▸ **Records that describe figures**
:::
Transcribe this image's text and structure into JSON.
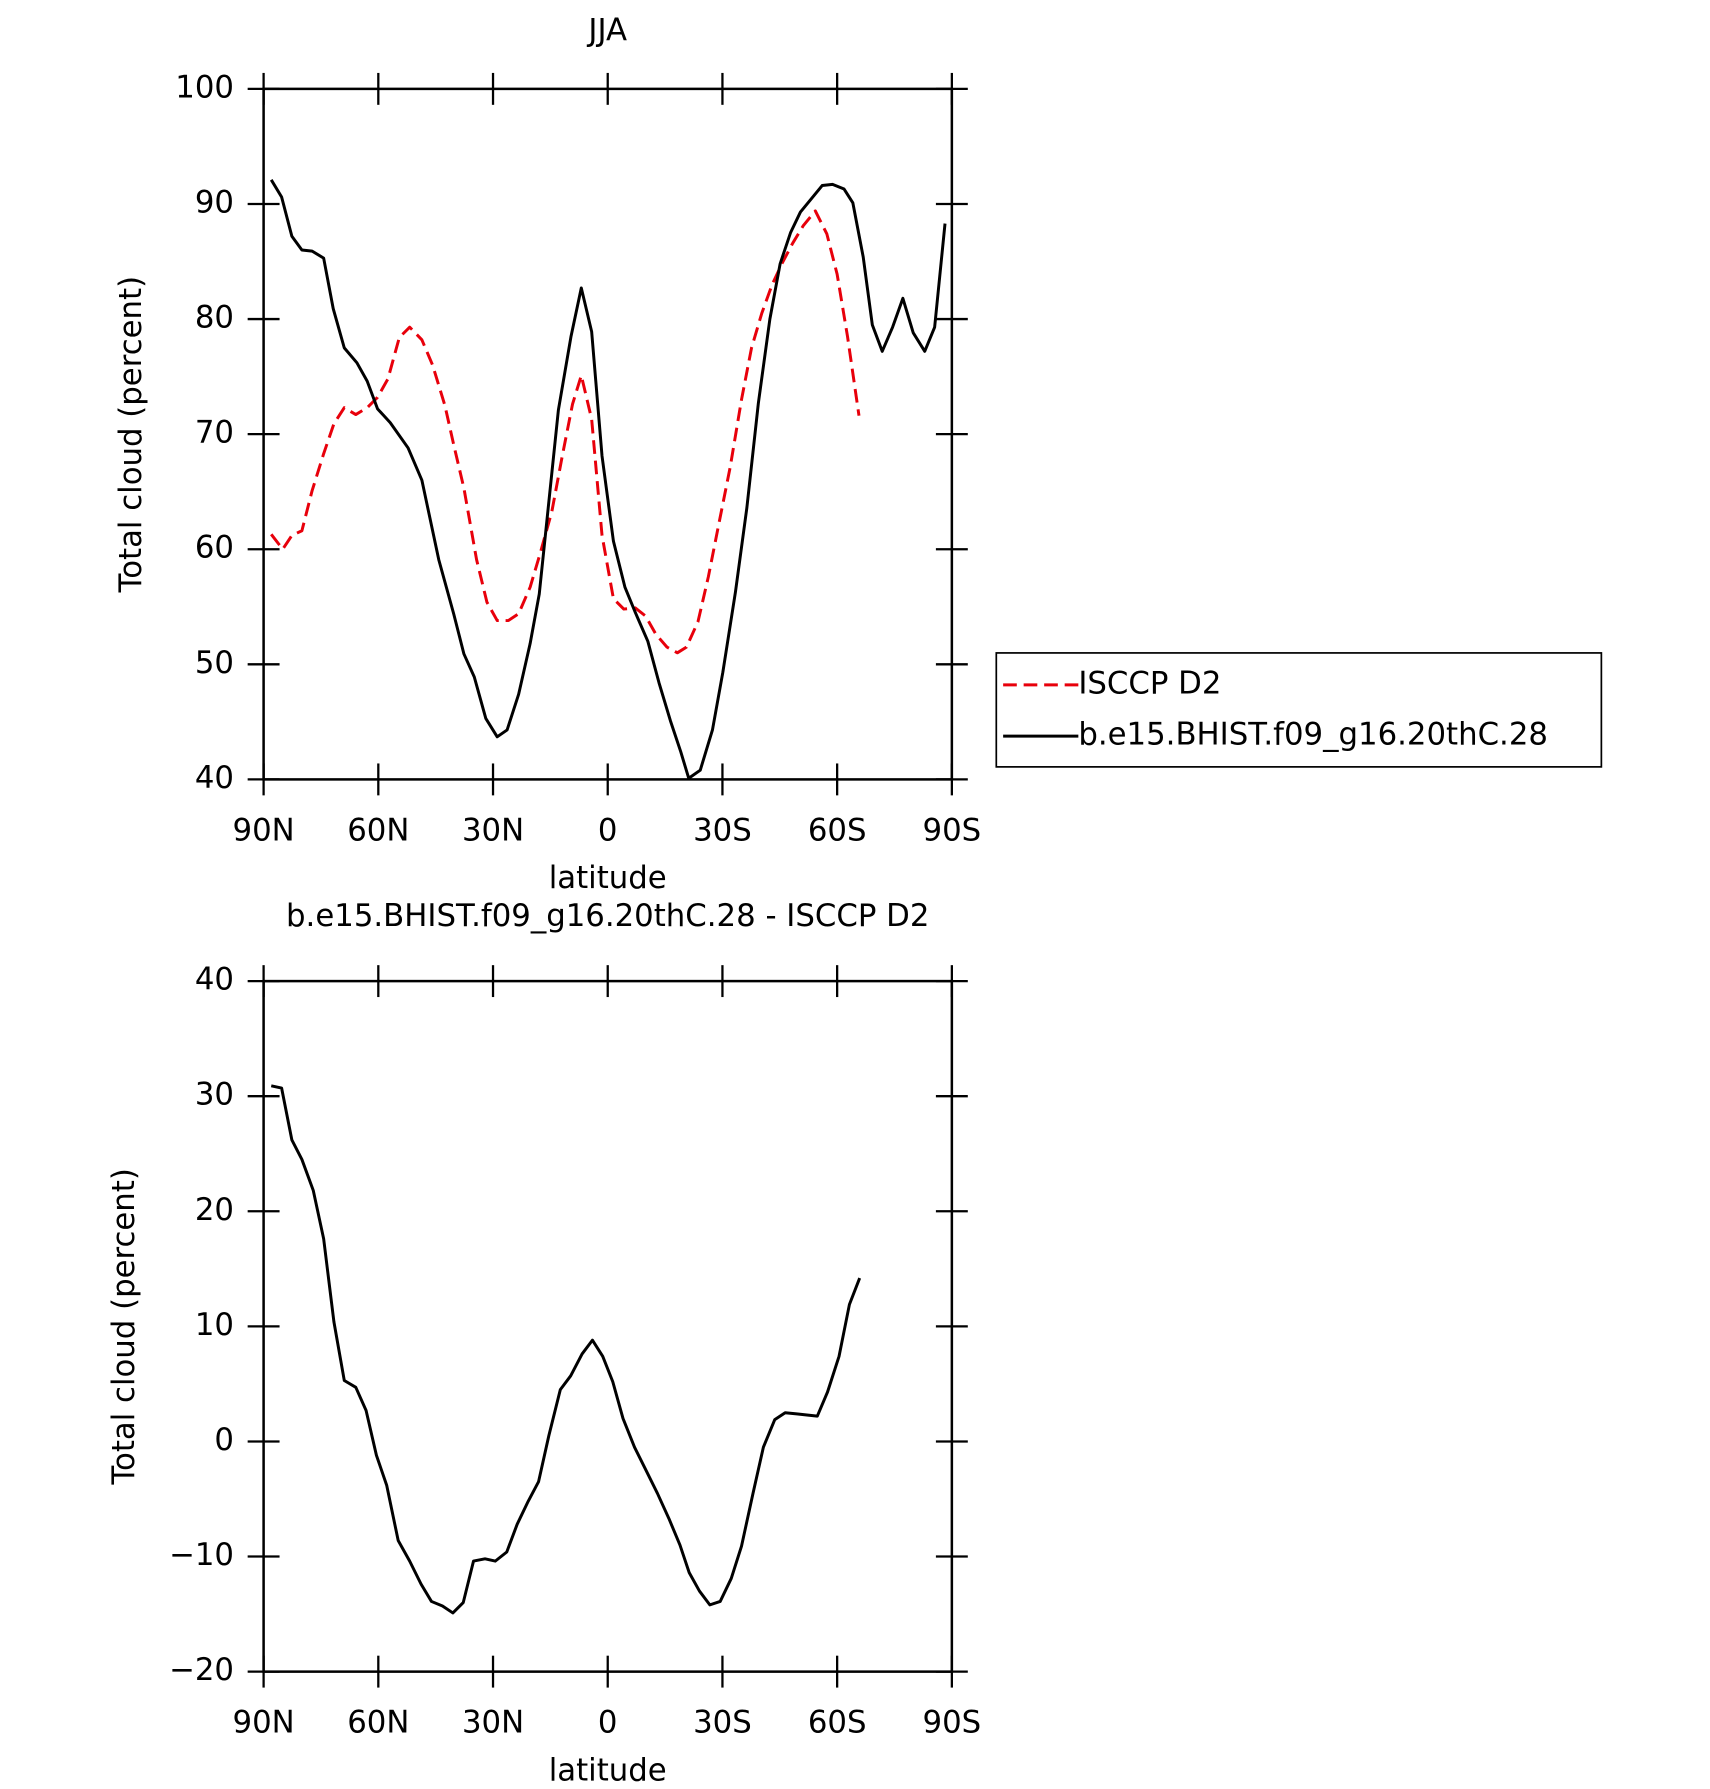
{
  "chart_data": [
    {
      "type": "line",
      "title": "JJA",
      "xlabel": "latitude",
      "ylabel": "Total cloud (percent)",
      "xlim": [
        90,
        -90
      ],
      "xticks": [
        {
          "value": 90,
          "label": "90N"
        },
        {
          "value": 60,
          "label": "60N"
        },
        {
          "value": 30,
          "label": "30N"
        },
        0,
        {
          "value": -30,
          "label": "30S"
        },
        {
          "value": -60,
          "label": "60S"
        },
        {
          "value": -90,
          "label": "90S"
        }
      ],
      "ylim": [
        40,
        100
      ],
      "yticks": [
        40,
        50,
        60,
        70,
        80,
        90,
        100
      ],
      "series": [
        {
          "name": "ISCCP D2",
          "color": "#e8000b",
          "linestyle": "dashed",
          "x": [
            88,
            85,
            82.6,
            80,
            77.3,
            74.3,
            71.6,
            68.9,
            65.9,
            62.9,
            60.2,
            57.5,
            54.5,
            51.8,
            48.6,
            45.8,
            42.6,
            40.3,
            37.6,
            34.3,
            31.6,
            28.9,
            26,
            23.3,
            20.3,
            17.6,
            14.6,
            11.9,
            9.2,
            6.9,
            4.2,
            1.5,
            -1.5,
            -4.2,
            -7.2,
            -9.9,
            -12.6,
            -15.5,
            -18.2,
            -20.6,
            -23.6,
            -26.3,
            -29,
            -32,
            -35,
            -37.6,
            -40.3,
            -43,
            -45.7,
            -48.4,
            -51.1,
            -54.3,
            -57.3,
            -60,
            -62.7,
            -65.7
          ],
          "values": [
            61.3,
            60,
            61.2,
            61.6,
            65.1,
            68.3,
            70.9,
            72.3,
            71.7,
            72.3,
            73.2,
            74.8,
            78.4,
            79.3,
            78.2,
            76,
            72.5,
            69.1,
            65.3,
            59.1,
            55.4,
            53.8,
            53.8,
            54.4,
            56.7,
            59.7,
            63.3,
            68.1,
            72.6,
            75.1,
            71.3,
            61.2,
            55.7,
            54.8,
            54.9,
            54.2,
            52.6,
            51.5,
            51,
            51.5,
            53.7,
            57.6,
            62.1,
            67.1,
            73,
            77.5,
            80.5,
            83,
            84.9,
            86.6,
            88.1,
            89.4,
            87.4,
            83.9,
            78.5,
            71.6
          ]
        },
        {
          "name": "b.e15.BHIST.f09_g16.20thC.28",
          "color": "#000000",
          "linestyle": "solid",
          "x": [
            88,
            85.3,
            82.6,
            80,
            77.3,
            74.3,
            71.8,
            68.9,
            65.6,
            62.9,
            60.2,
            56.9,
            52.2,
            48.6,
            44.2,
            40.3,
            37.6,
            34.9,
            31.9,
            28.9,
            26.3,
            23.3,
            20.3,
            17.9,
            12.9,
            9.6,
            6.9,
            4.2,
            1.5,
            -1.5,
            -4.5,
            -7.2,
            -10.5,
            -13.4,
            -16.4,
            -19.1,
            -21.2,
            -24.2,
            -27.4,
            -30.1,
            -33.4,
            -36.4,
            -39.4,
            -42.4,
            -45.1,
            -47.8,
            -50.4,
            -53.1,
            -56.1,
            -58.8,
            -61.8,
            -64.1,
            -66.8,
            -69.2,
            -71.8,
            -74.5,
            -77.2,
            -79.9,
            -82.9,
            -85.5,
            -88.2
          ],
          "values": [
            92.1,
            90.6,
            87.2,
            86,
            85.9,
            85.3,
            80.9,
            77.5,
            76.2,
            74.6,
            72.2,
            71,
            68.8,
            66,
            59.1,
            54.4,
            50.9,
            48.9,
            45.3,
            43.7,
            44.3,
            47.4,
            51.8,
            56.1,
            72.1,
            78.5,
            82.7,
            78.9,
            68.1,
            60.7,
            56.7,
            54.5,
            52,
            48.4,
            45.1,
            42.4,
            40.1,
            40.8,
            44.3,
            49.3,
            56.3,
            63.6,
            72.7,
            80,
            84.8,
            87.5,
            89.3,
            90.4,
            91.6,
            91.7,
            91.3,
            90.1,
            85.4,
            79.5,
            77.2,
            79.3,
            81.8,
            78.8,
            77.2,
            79.3,
            88.3
          ]
        }
      ]
    },
    {
      "type": "line",
      "title": "b.e15.BHIST.f09_g16.20thC.28 - ISCCP D2",
      "xlabel": "latitude",
      "ylabel": "Total cloud (percent)",
      "xlim": [
        90,
        -90
      ],
      "xticks": [
        {
          "value": 90,
          "label": "90N"
        },
        {
          "value": 60,
          "label": "60N"
        },
        {
          "value": 30,
          "label": "30N"
        },
        0,
        {
          "value": -30,
          "label": "30S"
        },
        {
          "value": -60,
          "label": "60S"
        },
        {
          "value": -90,
          "label": "90S"
        }
      ],
      "ylim": [
        -20,
        40
      ],
      "yticks": [
        {
          "value": -20,
          "label": "−20"
        },
        {
          "value": -10,
          "label": "−10"
        },
        0,
        10,
        20,
        30,
        40
      ],
      "series": [
        {
          "color": "#000000",
          "linestyle": "solid",
          "x": [
            88,
            85.3,
            82.6,
            80,
            77,
            74.3,
            71.6,
            68.9,
            65.9,
            63.2,
            60.5,
            57.8,
            54.8,
            51.8,
            48.8,
            46.1,
            43.2,
            40.5,
            37.8,
            35.1,
            32.1,
            29.4,
            26.4,
            23.7,
            20.8,
            18.1,
            15.4,
            12.4,
            9.7,
            6.7,
            4,
            1.3,
            -1.3,
            -4,
            -7,
            -10,
            -13,
            -16,
            -18.9,
            -21.3,
            -24,
            -26.7,
            -29.4,
            -32.3,
            -35,
            -38,
            -40.7,
            -43.7,
            -46.4,
            -49.4,
            -52.1,
            -54.8,
            -57.5,
            -60.5,
            -63.2,
            -65.9
          ],
          "values": [
            30.9,
            30.7,
            26.2,
            24.5,
            21.8,
            17.6,
            10.4,
            5.3,
            4.7,
            2.7,
            -1.2,
            -3.8,
            -8.6,
            -10.4,
            -12.4,
            -13.9,
            -14.3,
            -14.9,
            -14,
            -10.4,
            -10.2,
            -10.4,
            -9.6,
            -7.2,
            -5.2,
            -3.5,
            0.5,
            4.5,
            5.7,
            7.6,
            8.8,
            7.4,
            5.2,
            2,
            -0.5,
            -2.5,
            -4.5,
            -6.7,
            -9,
            -11.4,
            -13,
            -14.2,
            -13.9,
            -11.9,
            -9.1,
            -4.5,
            -0.5,
            1.9,
            2.5,
            2.4,
            2.3,
            2.2,
            4.3,
            7.4,
            11.9,
            14.2
          ]
        }
      ]
    }
  ]
}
:::
▸ **Stated problem**
Return the material exactly as given, apart from the pictures.

▸ **Exercise answer**
Transcribe this image's text and structure into JSON.
{
  "chart_data": [
    {
      "type": "line",
      "title": "JJA",
      "xlabel": "latitude",
      "ylabel": "Total cloud (percent)",
      "xlim": [
        90,
        -90
      ],
      "xticks": [
        {
          "value": 90,
          "label": "90N"
        },
        {
          "value": 60,
          "label": "60N"
        },
        {
          "value": 30,
          "label": "30N"
        },
        0,
        {
          "value": -30,
          "label": "30S"
        },
        {
          "value": -60,
          "label": "60S"
        },
        {
          "value": -90,
          "label": "90S"
        }
      ],
      "ylim": [
        40,
        100
      ],
      "yticks": [
        40,
        50,
        60,
        70,
        80,
        90,
        100
      ],
      "series": [
        {
          "name": "ISCCP D2",
          "color": "#e8000b",
          "linestyle": "dashed",
          "x": [
            88,
            85,
            82.6,
            80,
            77.3,
            74.3,
            71.6,
            68.9,
            65.9,
            62.9,
            60.2,
            57.5,
            54.5,
            51.8,
            48.6,
            45.8,
            42.6,
            40.3,
            37.6,
            34.3,
            31.6,
            28.9,
            26,
            23.3,
            20.3,
            17.6,
            14.6,
            11.9,
            9.2,
            6.9,
            4.2,
            1.5,
            -1.5,
            -4.2,
            -7.2,
            -9.9,
            -12.6,
            -15.5,
            -18.2,
            -20.6,
            -23.6,
            -26.3,
            -29,
            -32,
            -35,
            -37.6,
            -40.3,
            -43,
            -45.7,
            -48.4,
            -51.1,
            -54.3,
            -57.3,
            -60,
            -62.7,
            -65.7
          ],
          "values": [
            61.3,
            60,
            61.2,
            61.6,
            65.1,
            68.3,
            70.9,
            72.3,
            71.7,
            72.3,
            73.2,
            74.8,
            78.4,
            79.3,
            78.2,
            76,
            72.5,
            69.1,
            65.3,
            59.1,
            55.4,
            53.8,
            53.8,
            54.4,
            56.7,
            59.7,
            63.3,
            68.1,
            72.6,
            75.1,
            71.3,
            61.2,
            55.7,
            54.8,
            54.9,
            54.2,
            52.6,
            51.5,
            51,
            51.5,
            53.7,
            57.6,
            62.1,
            67.1,
            73,
            77.5,
            80.5,
            83,
            84.9,
            86.6,
            88.1,
            89.4,
            87.4,
            83.9,
            78.5,
            71.6
          ]
        },
        {
          "name": "b.e15.BHIST.f09_g16.20thC.28",
          "color": "#000000",
          "linestyle": "solid",
          "x": [
            88,
            85.3,
            82.6,
            80,
            77.3,
            74.3,
            71.8,
            68.9,
            65.6,
            62.9,
            60.2,
            56.9,
            52.2,
            48.6,
            44.2,
            40.3,
            37.6,
            34.9,
            31.9,
            28.9,
            26.3,
            23.3,
            20.3,
            17.9,
            12.9,
            9.6,
            6.9,
            4.2,
            1.5,
            -1.5,
            -4.5,
            -7.2,
            -10.5,
            -13.4,
            -16.4,
            -19.1,
            -21.2,
            -24.2,
            -27.4,
            -30.1,
            -33.4,
            -36.4,
            -39.4,
            -42.4,
            -45.1,
            -47.8,
            -50.4,
            -53.1,
            -56.1,
            -58.8,
            -61.8,
            -64.1,
            -66.8,
            -69.2,
            -71.8,
            -74.5,
            -77.2,
            -79.9,
            -82.9,
            -85.5,
            -88.2
          ],
          "values": [
            92.1,
            90.6,
            87.2,
            86,
            85.9,
            85.3,
            80.9,
            77.5,
            76.2,
            74.6,
            72.2,
            71,
            68.8,
            66,
            59.1,
            54.4,
            50.9,
            48.9,
            45.3,
            43.7,
            44.3,
            47.4,
            51.8,
            56.1,
            72.1,
            78.5,
            82.7,
            78.9,
            68.1,
            60.7,
            56.7,
            54.5,
            52,
            48.4,
            45.1,
            42.4,
            40.1,
            40.8,
            44.3,
            49.3,
            56.3,
            63.6,
            72.7,
            80,
            84.8,
            87.5,
            89.3,
            90.4,
            91.6,
            91.7,
            91.3,
            90.1,
            85.4,
            79.5,
            77.2,
            79.3,
            81.8,
            78.8,
            77.2,
            79.3,
            88.3
          ]
        }
      ]
    },
    {
      "type": "line",
      "title": "b.e15.BHIST.f09_g16.20thC.28 - ISCCP D2",
      "xlabel": "latitude",
      "ylabel": "Total cloud (percent)",
      "xlim": [
        90,
        -90
      ],
      "xticks": [
        {
          "value": 90,
          "label": "90N"
        },
        {
          "value": 60,
          "label": "60N"
        },
        {
          "value": 30,
          "label": "30N"
        },
        0,
        {
          "value": -30,
          "label": "30S"
        },
        {
          "value": -60,
          "label": "60S"
        },
        {
          "value": -90,
          "label": "90S"
        }
      ],
      "ylim": [
        -20,
        40
      ],
      "yticks": [
        {
          "value": -20,
          "label": "−20"
        },
        {
          "value": -10,
          "label": "−10"
        },
        0,
        10,
        20,
        30,
        40
      ],
      "series": [
        {
          "color": "#000000",
          "linestyle": "solid",
          "x": [
            88,
            85.3,
            82.6,
            80,
            77,
            74.3,
            71.6,
            68.9,
            65.9,
            63.2,
            60.5,
            57.8,
            54.8,
            51.8,
            48.8,
            46.1,
            43.2,
            40.5,
            37.8,
            35.1,
            32.1,
            29.4,
            26.4,
            23.7,
            20.8,
            18.1,
            15.4,
            12.4,
            9.7,
            6.7,
            4,
            1.3,
            -1.3,
            -4,
            -7,
            -10,
            -13,
            -16,
            -18.9,
            -21.3,
            -24,
            -26.7,
            -29.4,
            -32.3,
            -35,
            -38,
            -40.7,
            -43.7,
            -46.4,
            -49.4,
            -52.1,
            -54.8,
            -57.5,
            -60.5,
            -63.2,
            -65.9
          ],
          "values": [
            30.9,
            30.7,
            26.2,
            24.5,
            21.8,
            17.6,
            10.4,
            5.3,
            4.7,
            2.7,
            -1.2,
            -3.8,
            -8.6,
            -10.4,
            -12.4,
            -13.9,
            -14.3,
            -14.9,
            -14,
            -10.4,
            -10.2,
            -10.4,
            -9.6,
            -7.2,
            -5.2,
            -3.5,
            0.5,
            4.5,
            5.7,
            7.6,
            8.8,
            7.4,
            5.2,
            2,
            -0.5,
            -2.5,
            -4.5,
            -6.7,
            -9,
            -11.4,
            -13,
            -14.2,
            -13.9,
            -11.9,
            -9.1,
            -4.5,
            -0.5,
            1.9,
            2.5,
            2.4,
            2.3,
            2.2,
            4.3,
            7.4,
            11.9,
            14.2
          ]
        }
      ]
    }
  ]
}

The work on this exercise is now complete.